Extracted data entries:
※

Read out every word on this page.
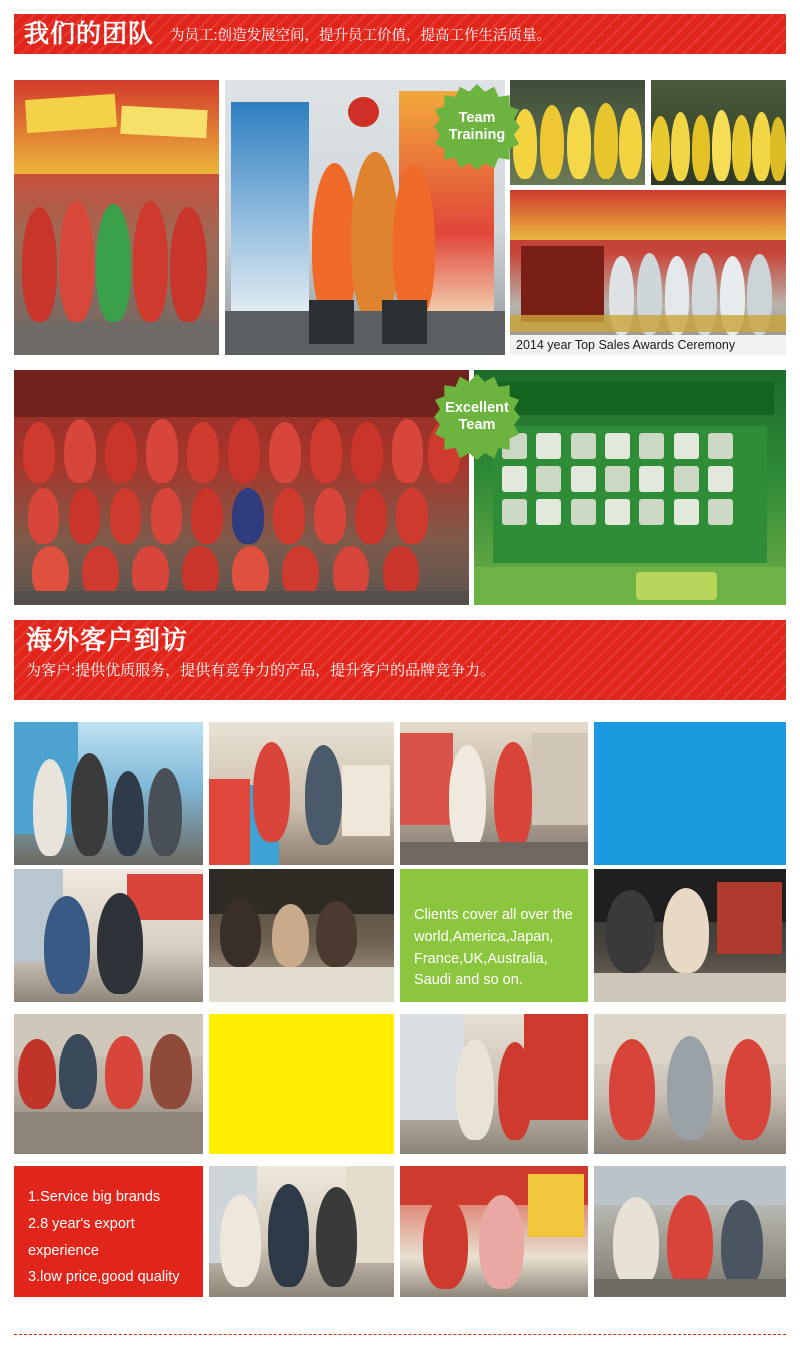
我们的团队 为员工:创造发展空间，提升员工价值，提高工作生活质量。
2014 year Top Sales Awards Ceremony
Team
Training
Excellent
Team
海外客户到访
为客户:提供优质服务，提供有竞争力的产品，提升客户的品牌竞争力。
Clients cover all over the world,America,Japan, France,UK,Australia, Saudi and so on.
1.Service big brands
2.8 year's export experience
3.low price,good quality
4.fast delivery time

※

Exclude the pictures and transcribe all of the entries exactly.

▶ [Finished exercise]
Read out every word on this page.
我们的团队 为员工:创造发展空间，提升员工价值，提高工作生活质量。
2014 year Top Sales Awards Ceremony
Team
Training
Excellent
Team
海外客户到访
为客户:提供优质服务，提供有竞争力的产品，提升客户的品牌竞争力。
Clients cover all over the world,America,Japan, France,UK,Australia, Saudi and so on.
1.Service big brands
2.8 year's export experience
3.low price,good quality
4.fast delivery time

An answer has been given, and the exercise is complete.